→ **Directions for this task**
In the entries that follow, how many lines hold the string "الكريمة"? Give only that number.

[Excerpt from a dataset]
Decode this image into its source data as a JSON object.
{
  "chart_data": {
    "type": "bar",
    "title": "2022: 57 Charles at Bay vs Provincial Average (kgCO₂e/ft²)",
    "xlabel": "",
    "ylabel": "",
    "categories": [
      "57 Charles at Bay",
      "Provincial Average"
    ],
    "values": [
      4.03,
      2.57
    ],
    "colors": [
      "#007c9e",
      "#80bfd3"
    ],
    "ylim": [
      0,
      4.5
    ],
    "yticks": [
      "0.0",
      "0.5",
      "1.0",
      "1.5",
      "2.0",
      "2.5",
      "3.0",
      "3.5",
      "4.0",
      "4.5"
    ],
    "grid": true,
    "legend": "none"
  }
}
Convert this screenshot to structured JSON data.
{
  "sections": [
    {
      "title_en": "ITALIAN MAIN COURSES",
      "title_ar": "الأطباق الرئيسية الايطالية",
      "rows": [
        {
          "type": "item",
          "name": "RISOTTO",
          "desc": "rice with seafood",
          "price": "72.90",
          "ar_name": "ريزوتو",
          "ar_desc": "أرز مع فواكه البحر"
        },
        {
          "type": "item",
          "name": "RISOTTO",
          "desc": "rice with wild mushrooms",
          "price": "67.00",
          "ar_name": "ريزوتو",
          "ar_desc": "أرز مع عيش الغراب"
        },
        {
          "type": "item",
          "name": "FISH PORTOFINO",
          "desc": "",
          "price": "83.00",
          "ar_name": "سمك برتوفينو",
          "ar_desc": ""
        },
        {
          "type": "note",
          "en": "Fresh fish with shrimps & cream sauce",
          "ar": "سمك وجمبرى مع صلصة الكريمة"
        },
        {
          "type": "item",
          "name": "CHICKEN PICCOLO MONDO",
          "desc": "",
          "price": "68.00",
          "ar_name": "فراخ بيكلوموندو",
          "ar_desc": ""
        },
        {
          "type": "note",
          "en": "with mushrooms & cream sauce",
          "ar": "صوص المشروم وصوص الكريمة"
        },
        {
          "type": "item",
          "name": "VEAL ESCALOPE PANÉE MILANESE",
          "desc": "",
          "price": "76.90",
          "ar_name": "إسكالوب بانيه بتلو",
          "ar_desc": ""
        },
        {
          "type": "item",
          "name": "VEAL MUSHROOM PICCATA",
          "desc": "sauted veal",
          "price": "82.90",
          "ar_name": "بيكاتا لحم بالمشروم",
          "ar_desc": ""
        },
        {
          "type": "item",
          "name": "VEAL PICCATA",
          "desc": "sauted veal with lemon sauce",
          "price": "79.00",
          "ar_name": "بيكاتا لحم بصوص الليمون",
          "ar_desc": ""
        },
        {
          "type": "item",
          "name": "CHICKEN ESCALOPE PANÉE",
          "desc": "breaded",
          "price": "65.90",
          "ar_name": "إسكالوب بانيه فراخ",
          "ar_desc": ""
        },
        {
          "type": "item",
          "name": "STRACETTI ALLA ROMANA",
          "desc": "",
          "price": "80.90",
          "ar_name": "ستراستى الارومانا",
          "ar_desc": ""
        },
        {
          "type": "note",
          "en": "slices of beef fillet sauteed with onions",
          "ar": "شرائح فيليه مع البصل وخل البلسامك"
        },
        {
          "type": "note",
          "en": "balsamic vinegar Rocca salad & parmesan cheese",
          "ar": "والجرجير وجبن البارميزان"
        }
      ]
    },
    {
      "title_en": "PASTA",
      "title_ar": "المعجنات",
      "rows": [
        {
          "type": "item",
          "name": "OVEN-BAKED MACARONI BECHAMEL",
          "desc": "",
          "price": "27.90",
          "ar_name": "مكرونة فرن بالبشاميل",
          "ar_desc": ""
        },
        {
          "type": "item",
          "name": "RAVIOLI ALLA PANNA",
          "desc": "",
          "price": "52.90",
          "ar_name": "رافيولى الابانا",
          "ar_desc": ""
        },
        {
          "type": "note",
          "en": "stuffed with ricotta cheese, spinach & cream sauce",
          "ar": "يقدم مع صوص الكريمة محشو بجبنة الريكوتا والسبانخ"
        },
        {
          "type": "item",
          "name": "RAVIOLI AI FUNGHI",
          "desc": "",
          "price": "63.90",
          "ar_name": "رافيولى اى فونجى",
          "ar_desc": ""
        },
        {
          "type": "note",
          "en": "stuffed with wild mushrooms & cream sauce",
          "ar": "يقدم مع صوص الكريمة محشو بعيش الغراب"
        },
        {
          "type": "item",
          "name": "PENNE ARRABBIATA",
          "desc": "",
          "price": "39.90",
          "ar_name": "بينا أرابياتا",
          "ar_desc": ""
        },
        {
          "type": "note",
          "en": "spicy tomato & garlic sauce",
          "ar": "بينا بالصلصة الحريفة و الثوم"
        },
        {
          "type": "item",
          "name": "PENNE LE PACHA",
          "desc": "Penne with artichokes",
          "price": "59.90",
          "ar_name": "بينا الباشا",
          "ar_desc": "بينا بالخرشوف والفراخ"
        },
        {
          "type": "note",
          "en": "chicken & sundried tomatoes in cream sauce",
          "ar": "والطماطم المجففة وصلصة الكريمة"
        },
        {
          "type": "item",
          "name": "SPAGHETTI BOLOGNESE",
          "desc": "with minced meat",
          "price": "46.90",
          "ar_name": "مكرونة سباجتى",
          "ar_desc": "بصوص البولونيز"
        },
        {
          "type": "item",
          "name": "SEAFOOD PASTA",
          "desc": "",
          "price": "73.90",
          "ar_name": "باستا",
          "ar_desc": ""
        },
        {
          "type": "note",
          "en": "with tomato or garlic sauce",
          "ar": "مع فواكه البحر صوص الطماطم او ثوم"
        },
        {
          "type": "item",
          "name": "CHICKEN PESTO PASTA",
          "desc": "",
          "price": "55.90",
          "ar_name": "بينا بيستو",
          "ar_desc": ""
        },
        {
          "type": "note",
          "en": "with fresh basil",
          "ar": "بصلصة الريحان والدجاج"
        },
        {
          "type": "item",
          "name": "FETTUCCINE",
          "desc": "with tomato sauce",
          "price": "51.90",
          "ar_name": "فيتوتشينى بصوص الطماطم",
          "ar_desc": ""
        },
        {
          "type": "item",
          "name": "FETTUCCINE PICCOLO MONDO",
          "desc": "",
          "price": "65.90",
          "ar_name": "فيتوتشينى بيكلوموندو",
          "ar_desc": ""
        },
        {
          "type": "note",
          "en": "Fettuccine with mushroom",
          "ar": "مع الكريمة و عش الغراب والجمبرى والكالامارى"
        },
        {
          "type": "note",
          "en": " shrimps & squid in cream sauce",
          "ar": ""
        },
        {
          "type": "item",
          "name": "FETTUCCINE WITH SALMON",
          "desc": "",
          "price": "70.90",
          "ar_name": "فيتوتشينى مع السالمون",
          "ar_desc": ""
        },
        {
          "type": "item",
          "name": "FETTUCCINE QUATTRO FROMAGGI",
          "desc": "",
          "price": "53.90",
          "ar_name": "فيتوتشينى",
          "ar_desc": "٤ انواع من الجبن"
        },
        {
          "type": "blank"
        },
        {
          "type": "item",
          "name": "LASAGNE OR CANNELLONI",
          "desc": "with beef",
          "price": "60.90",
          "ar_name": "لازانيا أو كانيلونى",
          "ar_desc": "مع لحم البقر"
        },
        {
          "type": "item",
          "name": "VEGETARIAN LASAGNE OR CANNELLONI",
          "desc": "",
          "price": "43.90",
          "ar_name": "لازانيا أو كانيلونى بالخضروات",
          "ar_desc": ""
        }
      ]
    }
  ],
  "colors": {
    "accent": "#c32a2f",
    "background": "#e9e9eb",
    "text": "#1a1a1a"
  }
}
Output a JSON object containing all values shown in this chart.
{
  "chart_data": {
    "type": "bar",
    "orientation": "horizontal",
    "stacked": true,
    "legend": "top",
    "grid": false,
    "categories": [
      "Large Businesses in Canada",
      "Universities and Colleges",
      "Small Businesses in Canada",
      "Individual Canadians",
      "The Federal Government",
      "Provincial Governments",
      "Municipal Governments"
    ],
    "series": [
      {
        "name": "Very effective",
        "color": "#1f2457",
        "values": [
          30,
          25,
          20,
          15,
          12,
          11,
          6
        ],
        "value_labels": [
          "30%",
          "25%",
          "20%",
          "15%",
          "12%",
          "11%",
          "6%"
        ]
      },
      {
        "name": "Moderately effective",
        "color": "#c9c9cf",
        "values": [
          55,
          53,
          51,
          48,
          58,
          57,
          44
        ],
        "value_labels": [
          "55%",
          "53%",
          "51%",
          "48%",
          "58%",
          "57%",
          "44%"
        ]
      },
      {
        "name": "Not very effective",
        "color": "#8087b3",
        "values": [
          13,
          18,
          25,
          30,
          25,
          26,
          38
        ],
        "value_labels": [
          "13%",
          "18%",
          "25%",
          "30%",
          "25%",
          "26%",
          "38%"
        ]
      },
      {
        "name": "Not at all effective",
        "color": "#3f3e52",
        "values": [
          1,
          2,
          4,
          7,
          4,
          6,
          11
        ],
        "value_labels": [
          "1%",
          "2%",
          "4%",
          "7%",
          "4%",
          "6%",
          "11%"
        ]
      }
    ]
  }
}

→ **Exercise answer**
6